Directions for this task - Copy out the entries exactly, from the first line to the last.

Available data -
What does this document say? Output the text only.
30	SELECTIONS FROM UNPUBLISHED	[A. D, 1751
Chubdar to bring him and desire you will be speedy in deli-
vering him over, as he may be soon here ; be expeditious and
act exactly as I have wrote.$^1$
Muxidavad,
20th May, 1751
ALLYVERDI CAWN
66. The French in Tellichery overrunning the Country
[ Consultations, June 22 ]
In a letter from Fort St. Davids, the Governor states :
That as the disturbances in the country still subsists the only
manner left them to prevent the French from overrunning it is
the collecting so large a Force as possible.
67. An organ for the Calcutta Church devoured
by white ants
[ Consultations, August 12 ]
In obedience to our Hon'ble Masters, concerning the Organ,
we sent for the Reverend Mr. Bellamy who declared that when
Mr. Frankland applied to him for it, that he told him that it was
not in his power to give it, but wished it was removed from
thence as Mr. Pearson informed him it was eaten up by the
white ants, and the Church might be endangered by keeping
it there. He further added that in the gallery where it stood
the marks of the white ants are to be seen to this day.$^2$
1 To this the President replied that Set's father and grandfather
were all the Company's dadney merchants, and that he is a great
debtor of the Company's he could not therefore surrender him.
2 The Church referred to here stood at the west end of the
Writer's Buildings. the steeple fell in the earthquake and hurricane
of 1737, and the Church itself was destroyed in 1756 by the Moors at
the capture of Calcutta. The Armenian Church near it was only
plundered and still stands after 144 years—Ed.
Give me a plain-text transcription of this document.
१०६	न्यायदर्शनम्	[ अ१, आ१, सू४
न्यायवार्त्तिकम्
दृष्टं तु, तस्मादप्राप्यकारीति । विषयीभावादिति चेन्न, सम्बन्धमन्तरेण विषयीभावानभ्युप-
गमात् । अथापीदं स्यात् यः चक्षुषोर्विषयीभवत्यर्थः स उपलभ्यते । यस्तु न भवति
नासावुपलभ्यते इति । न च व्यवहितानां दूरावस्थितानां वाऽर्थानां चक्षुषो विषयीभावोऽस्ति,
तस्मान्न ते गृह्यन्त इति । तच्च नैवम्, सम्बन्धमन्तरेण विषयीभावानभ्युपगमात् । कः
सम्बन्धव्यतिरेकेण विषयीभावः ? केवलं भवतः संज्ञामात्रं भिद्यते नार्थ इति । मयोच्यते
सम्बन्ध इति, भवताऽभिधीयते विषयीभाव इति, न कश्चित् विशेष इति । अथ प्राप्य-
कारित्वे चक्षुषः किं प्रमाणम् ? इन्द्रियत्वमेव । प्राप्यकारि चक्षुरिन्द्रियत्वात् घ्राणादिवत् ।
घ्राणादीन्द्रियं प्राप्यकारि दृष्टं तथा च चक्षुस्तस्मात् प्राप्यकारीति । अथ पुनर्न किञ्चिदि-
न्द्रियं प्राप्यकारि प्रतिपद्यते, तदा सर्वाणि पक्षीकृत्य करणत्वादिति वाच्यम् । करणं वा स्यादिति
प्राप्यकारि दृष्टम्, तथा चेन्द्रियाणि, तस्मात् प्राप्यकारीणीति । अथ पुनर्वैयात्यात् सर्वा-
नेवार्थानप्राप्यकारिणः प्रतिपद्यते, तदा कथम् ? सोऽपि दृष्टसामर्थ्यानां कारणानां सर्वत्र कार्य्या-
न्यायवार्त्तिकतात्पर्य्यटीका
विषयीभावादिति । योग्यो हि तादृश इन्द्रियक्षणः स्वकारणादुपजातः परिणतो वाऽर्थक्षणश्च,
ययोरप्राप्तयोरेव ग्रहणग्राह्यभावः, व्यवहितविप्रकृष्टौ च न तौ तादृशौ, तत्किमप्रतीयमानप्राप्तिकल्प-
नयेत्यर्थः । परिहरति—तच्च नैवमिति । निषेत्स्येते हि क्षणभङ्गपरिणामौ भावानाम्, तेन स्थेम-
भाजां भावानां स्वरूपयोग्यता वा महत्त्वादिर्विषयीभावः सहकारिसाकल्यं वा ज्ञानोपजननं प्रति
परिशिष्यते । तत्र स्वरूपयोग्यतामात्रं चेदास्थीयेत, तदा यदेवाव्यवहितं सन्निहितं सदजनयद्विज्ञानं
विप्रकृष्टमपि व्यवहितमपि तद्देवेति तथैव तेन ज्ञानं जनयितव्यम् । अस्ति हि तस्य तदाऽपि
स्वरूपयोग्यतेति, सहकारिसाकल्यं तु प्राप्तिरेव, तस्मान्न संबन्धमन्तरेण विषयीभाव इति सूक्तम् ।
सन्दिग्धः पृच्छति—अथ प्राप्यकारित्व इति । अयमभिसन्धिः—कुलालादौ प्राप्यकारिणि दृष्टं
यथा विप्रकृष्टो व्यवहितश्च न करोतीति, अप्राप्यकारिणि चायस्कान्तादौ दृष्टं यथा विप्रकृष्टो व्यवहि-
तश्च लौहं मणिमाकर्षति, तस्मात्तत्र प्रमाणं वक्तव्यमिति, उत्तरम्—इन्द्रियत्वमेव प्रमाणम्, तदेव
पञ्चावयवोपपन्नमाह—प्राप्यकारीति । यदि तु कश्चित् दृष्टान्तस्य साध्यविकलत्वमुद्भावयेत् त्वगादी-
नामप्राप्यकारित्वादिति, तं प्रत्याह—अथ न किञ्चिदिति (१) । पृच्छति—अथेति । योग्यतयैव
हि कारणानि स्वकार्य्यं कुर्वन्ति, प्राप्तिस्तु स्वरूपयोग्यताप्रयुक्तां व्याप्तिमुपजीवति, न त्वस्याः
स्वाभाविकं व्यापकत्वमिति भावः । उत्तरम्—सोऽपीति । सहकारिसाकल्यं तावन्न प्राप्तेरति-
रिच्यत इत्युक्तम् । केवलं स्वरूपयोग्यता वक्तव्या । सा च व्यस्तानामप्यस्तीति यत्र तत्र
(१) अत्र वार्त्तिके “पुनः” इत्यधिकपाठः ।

Finished answer -
What does this document say? Output the text only.
30	SELECTIONS FROM UNPUBLISHED	[A. D, 1751
Chubdar to bring him and desire you will be speedy in deli-
vering him over, as he may be soon here ; be expeditious and
act exactly as I have wrote.$^1$
Muxidavad,
20th May, 1751
ALLYVERDI CAWN
66. The French in Tellichery overrunning the Country
[ Consultations, June 22 ]
In a letter from Fort St. Davids, the Governor states :
That as the disturbances in the country still subsists the only
manner left them to prevent the French from overrunning it is
the collecting so large a Force as possible.
67. An organ for the Calcutta Church devoured
by white ants
[ Consultations, August 12 ]
In obedience to our Hon'ble Masters, concerning the Organ,
we sent for the Reverend Mr. Bellamy who declared that when
Mr. Frankland applied to him for it, that he told him that it was
not in his power to give it, but wished it was removed from
thence as Mr. Pearson informed him it was eaten up by the
white ants, and the Church might be endangered by keeping
it there. He further added that in the gallery where it stood
the marks of the white ants are to be seen to this day.$^2$
1 To this the President replied that Set's father and grandfather
were all the Company's dadney merchants, and that he is a great
debtor of the Company's he could not therefore surrender him.
2 The Church referred to here stood at the west end of the
Writer's Buildings. the steeple fell in the earthquake and hurricane
of 1737, and the Church itself was destroyed in 1756 by the Moors at
the capture of Calcutta. The Armenian Church near it was only
plundered and still stands after 144 years—Ed.
Give me a plain-text transcription of this document.
१०६	न्यायदर्शनम्	[ अ१, आ१, सू४
न्यायवार्त्तिकम्
दृष्टं तु, तस्मादप्राप्यकारीति । विषयीभावादिति चेन्न, सम्बन्धमन्तरेण विषयीभावानभ्युप-
गमात् । अथापीदं स्यात् यः चक्षुषोर्विषयीभवत्यर्थः स उपलभ्यते । यस्तु न भवति
नासावुपलभ्यते इति । न च व्यवहितानां दूरावस्थितानां वाऽर्थानां चक्षुषो विषयीभावोऽस्ति,
तस्मान्न ते गृह्यन्त इति । तच्च नैवम्, सम्बन्धमन्तरेण विषयीभावानभ्युपगमात् । कः
सम्बन्धव्यतिरेकेण विषयीभावः ? केवलं भवतः संज्ञामात्रं भिद्यते नार्थ इति । मयोच्यते
सम्बन्ध इति, भवताऽभिधीयते विषयीभाव इति, न कश्चित् विशेष इति । अथ प्राप्य-
कारित्वे चक्षुषः किं प्रमाणम् ? इन्द्रियत्वमेव । प्राप्यकारि चक्षुरिन्द्रियत्वात् घ्राणादिवत् ।
घ्राणादीन्द्रियं प्राप्यकारि दृष्टं तथा च चक्षुस्तस्मात् प्राप्यकारीति । अथ पुनर्न किञ्चिदि-
न्द्रियं प्राप्यकारि प्रतिपद्यते, तदा सर्वाणि पक्षीकृत्य करणत्वादिति वाच्यम् । करणं वा स्यादिति
प्राप्यकारि दृष्टम्, तथा चेन्द्रियाणि, तस्मात् प्राप्यकारीणीति । अथ पुनर्वैयात्यात् सर्वा-
नेवार्थानप्राप्यकारिणः प्रतिपद्यते, तदा कथम् ? सोऽपि दृष्टसामर्थ्यानां कारणानां सर्वत्र कार्य्या-
न्यायवार्त्तिकतात्पर्य्यटीका
विषयीभावादिति । योग्यो हि तादृश इन्द्रियक्षणः स्वकारणादुपजातः परिणतो वाऽर्थक्षणश्च,
ययोरप्राप्तयोरेव ग्रहणग्राह्यभावः, व्यवहितविप्रकृष्टौ च न तौ तादृशौ, तत्किमप्रतीयमानप्राप्तिकल्प-
नयेत्यर्थः । परिहरति—तच्च नैवमिति । निषेत्स्येते हि क्षणभङ्गपरिणामौ भावानाम्, तेन स्थेम-
भाजां भावानां स्वरूपयोग्यता वा महत्त्वादिर्विषयीभावः सहकारिसाकल्यं वा ज्ञानोपजननं प्रति
परिशिष्यते । तत्र स्वरूपयोग्यतामात्रं चेदास्थीयेत, तदा यदेवाव्यवहितं सन्निहितं सदजनयद्विज्ञानं
विप्रकृष्टमपि व्यवहितमपि तद्देवेति तथैव तेन ज्ञानं जनयितव्यम् । अस्ति हि तस्य तदाऽपि
स्वरूपयोग्यतेति, सहकारिसाकल्यं तु प्राप्तिरेव, तस्मान्न संबन्धमन्तरेण विषयीभाव इति सूक्तम् ।
सन्दिग्धः पृच्छति—अथ प्राप्यकारित्व इति । अयमभिसन्धिः—कुलालादौ प्राप्यकारिणि दृष्टं
यथा विप्रकृष्टो व्यवहितश्च न करोतीति, अप्राप्यकारिणि चायस्कान्तादौ दृष्टं यथा विप्रकृष्टो व्यवहि-
तश्च लौहं मणिमाकर्षति, तस्मात्तत्र प्रमाणं वक्तव्यमिति, उत्तरम्—इन्द्रियत्वमेव प्रमाणम्, तदेव
पञ्चावयवोपपन्नमाह—प्राप्यकारीति । यदि तु कश्चित् दृष्टान्तस्य साध्यविकलत्वमुद्भावयेत् त्वगादी-
नामप्राप्यकारित्वादिति, तं प्रत्याह—अथ न किञ्चिदिति (१) । पृच्छति—अथेति । योग्यतयैव
हि कारणानि स्वकार्य्यं कुर्वन्ति, प्राप्तिस्तु स्वरूपयोग्यताप्रयुक्तां व्याप्तिमुपजीवति, न त्वस्याः
स्वाभाविकं व्यापकत्वमिति भावः । उत्तरम्—सोऽपीति । सहकारिसाकल्यं तावन्न प्राप्तेरति-
रिच्यत इत्युक्तम् । केवलं स्वरूपयोग्यता वक्तव्या । सा च व्यस्तानामप्यस्तीति यत्र तत्र
(१) अत्र वार्त्तिके “पुनः” इत्यधिकपाठः ।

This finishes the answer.